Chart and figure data
* * * *
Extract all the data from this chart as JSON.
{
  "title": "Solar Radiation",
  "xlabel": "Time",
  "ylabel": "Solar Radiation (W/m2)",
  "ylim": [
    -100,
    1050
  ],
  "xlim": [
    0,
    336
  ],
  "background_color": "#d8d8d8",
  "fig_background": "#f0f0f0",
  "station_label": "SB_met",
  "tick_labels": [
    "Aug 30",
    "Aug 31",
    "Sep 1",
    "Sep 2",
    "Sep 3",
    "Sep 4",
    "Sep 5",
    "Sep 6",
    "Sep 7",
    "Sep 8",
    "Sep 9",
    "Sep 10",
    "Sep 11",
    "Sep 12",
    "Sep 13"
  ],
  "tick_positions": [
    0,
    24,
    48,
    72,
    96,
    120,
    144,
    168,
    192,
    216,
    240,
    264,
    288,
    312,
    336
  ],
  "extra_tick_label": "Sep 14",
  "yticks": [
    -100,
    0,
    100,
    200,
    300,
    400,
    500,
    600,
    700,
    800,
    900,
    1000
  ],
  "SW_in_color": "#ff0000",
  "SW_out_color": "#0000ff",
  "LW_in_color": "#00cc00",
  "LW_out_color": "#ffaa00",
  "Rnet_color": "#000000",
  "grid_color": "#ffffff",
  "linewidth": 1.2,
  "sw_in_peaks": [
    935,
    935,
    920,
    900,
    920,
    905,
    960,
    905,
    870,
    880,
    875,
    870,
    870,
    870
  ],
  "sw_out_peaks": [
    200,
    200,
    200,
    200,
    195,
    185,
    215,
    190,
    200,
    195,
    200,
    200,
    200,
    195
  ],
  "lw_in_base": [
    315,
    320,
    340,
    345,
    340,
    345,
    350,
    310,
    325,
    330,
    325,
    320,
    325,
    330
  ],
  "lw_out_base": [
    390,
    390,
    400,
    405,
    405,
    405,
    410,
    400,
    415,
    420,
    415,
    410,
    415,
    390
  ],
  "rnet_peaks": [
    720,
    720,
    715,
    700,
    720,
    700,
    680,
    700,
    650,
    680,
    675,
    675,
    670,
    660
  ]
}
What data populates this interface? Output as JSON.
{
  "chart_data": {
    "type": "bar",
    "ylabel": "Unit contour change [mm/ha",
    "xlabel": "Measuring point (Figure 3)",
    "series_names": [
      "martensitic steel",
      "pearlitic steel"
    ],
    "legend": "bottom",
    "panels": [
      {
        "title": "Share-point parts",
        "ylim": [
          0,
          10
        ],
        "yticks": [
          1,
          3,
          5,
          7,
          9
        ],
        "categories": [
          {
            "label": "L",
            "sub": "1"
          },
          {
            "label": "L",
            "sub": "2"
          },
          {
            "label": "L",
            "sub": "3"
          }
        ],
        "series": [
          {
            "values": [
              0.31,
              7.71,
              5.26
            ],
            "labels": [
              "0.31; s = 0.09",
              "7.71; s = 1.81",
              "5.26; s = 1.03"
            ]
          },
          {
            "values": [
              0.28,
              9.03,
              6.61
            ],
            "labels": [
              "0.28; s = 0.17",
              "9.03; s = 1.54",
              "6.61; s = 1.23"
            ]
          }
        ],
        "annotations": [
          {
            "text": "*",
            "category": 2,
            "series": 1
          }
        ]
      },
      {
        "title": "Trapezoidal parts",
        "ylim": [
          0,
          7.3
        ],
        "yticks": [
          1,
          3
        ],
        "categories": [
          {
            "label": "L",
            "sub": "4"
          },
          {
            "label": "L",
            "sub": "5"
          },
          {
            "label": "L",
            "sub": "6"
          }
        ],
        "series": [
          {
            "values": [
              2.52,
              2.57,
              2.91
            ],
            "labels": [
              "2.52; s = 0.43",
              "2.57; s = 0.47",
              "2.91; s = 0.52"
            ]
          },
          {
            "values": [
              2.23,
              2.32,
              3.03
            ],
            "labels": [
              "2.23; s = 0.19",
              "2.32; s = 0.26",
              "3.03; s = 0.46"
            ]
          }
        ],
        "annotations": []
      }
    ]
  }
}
* * * *
**TO DO**: Extract every entry in the listing word for word.

**COMPLETE RESPONSE**:
Extract all the data from this chart as JSON.
{
  "title": "Solar Radiation",
  "xlabel": "Time",
  "ylabel": "Solar Radiation (W/m2)",
  "ylim": [
    -100,
    1050
  ],
  "xlim": [
    0,
    336
  ],
  "background_color": "#d8d8d8",
  "fig_background": "#f0f0f0",
  "station_label": "SB_met",
  "tick_labels": [
    "Aug 30",
    "Aug 31",
    "Sep 1",
    "Sep 2",
    "Sep 3",
    "Sep 4",
    "Sep 5",
    "Sep 6",
    "Sep 7",
    "Sep 8",
    "Sep 9",
    "Sep 10",
    "Sep 11",
    "Sep 12",
    "Sep 13"
  ],
  "tick_positions": [
    0,
    24,
    48,
    72,
    96,
    120,
    144,
    168,
    192,
    216,
    240,
    264,
    288,
    312,
    336
  ],
  "extra_tick_label": "Sep 14",
  "yticks": [
    -100,
    0,
    100,
    200,
    300,
    400,
    500,
    600,
    700,
    800,
    900,
    1000
  ],
  "SW_in_color": "#ff0000",
  "SW_out_color": "#0000ff",
  "LW_in_color": "#00cc00",
  "LW_out_color": "#ffaa00",
  "Rnet_color": "#000000",
  "grid_color": "#ffffff",
  "linewidth": 1.2,
  "sw_in_peaks": [
    935,
    935,
    920,
    900,
    920,
    905,
    960,
    905,
    870,
    880,
    875,
    870,
    870,
    870
  ],
  "sw_out_peaks": [
    200,
    200,
    200,
    200,
    195,
    185,
    215,
    190,
    200,
    195,
    200,
    200,
    200,
    195
  ],
  "lw_in_base": [
    315,
    320,
    340,
    345,
    340,
    345,
    350,
    310,
    325,
    330,
    325,
    320,
    325,
    330
  ],
  "lw_out_base": [
    390,
    390,
    400,
    405,
    405,
    405,
    410,
    400,
    415,
    420,
    415,
    410,
    415,
    390
  ],
  "rnet_peaks": [
    720,
    720,
    715,
    700,
    720,
    700,
    680,
    700,
    650,
    680,
    675,
    675,
    670,
    660
  ]
}
What data populates this interface? Output as JSON.
{
  "chart_data": {
    "type": "bar",
    "ylabel": "Unit contour change [mm/ha",
    "xlabel": "Measuring point (Figure 3)",
    "series_names": [
      "martensitic steel",
      "pearlitic steel"
    ],
    "legend": "bottom",
    "panels": [
      {
        "title": "Share-point parts",
        "ylim": [
          0,
          10
        ],
        "yticks": [
          1,
          3,
          5,
          7,
          9
        ],
        "categories": [
          {
            "label": "L",
            "sub": "1"
          },
          {
            "label": "L",
            "sub": "2"
          },
          {
            "label": "L",
            "sub": "3"
          }
        ],
        "series": [
          {
            "values": [
              0.31,
              7.71,
              5.26
            ],
            "labels": [
              "0.31; s = 0.09",
              "7.71; s = 1.81",
              "5.26; s = 1.03"
            ]
          },
          {
            "values": [
              0.28,
              9.03,
              6.61
            ],
            "labels": [
              "0.28; s = 0.17",
              "9.03; s = 1.54",
              "6.61; s = 1.23"
            ]
          }
        ],
        "annotations": [
          {
            "text": "*",
            "category": 2,
            "series": 1
          }
        ]
      },
      {
        "title": "Trapezoidal parts",
        "ylim": [
          0,
          7.3
        ],
        "yticks": [
          1,
          3
        ],
        "categories": [
          {
            "label": "L",
            "sub": "4"
          },
          {
            "label": "L",
            "sub": "5"
          },
          {
            "label": "L",
            "sub": "6"
          }
        ],
        "series": [
          {
            "values": [
              2.52,
              2.57,
              2.91
            ],
            "labels": [
              "2.52; s = 0.43",
              "2.57; s = 0.47",
              "2.91; s = 0.52"
            ]
          },
          {
            "values": [
              2.23,
              2.32,
              3.03
            ],
            "labels": [
              "2.23; s = 0.19",
              "2.32; s = 0.26",
              "3.03; s = 0.46"
            ]
          }
        ],
        "annotations": []
      }
    ]
  }
}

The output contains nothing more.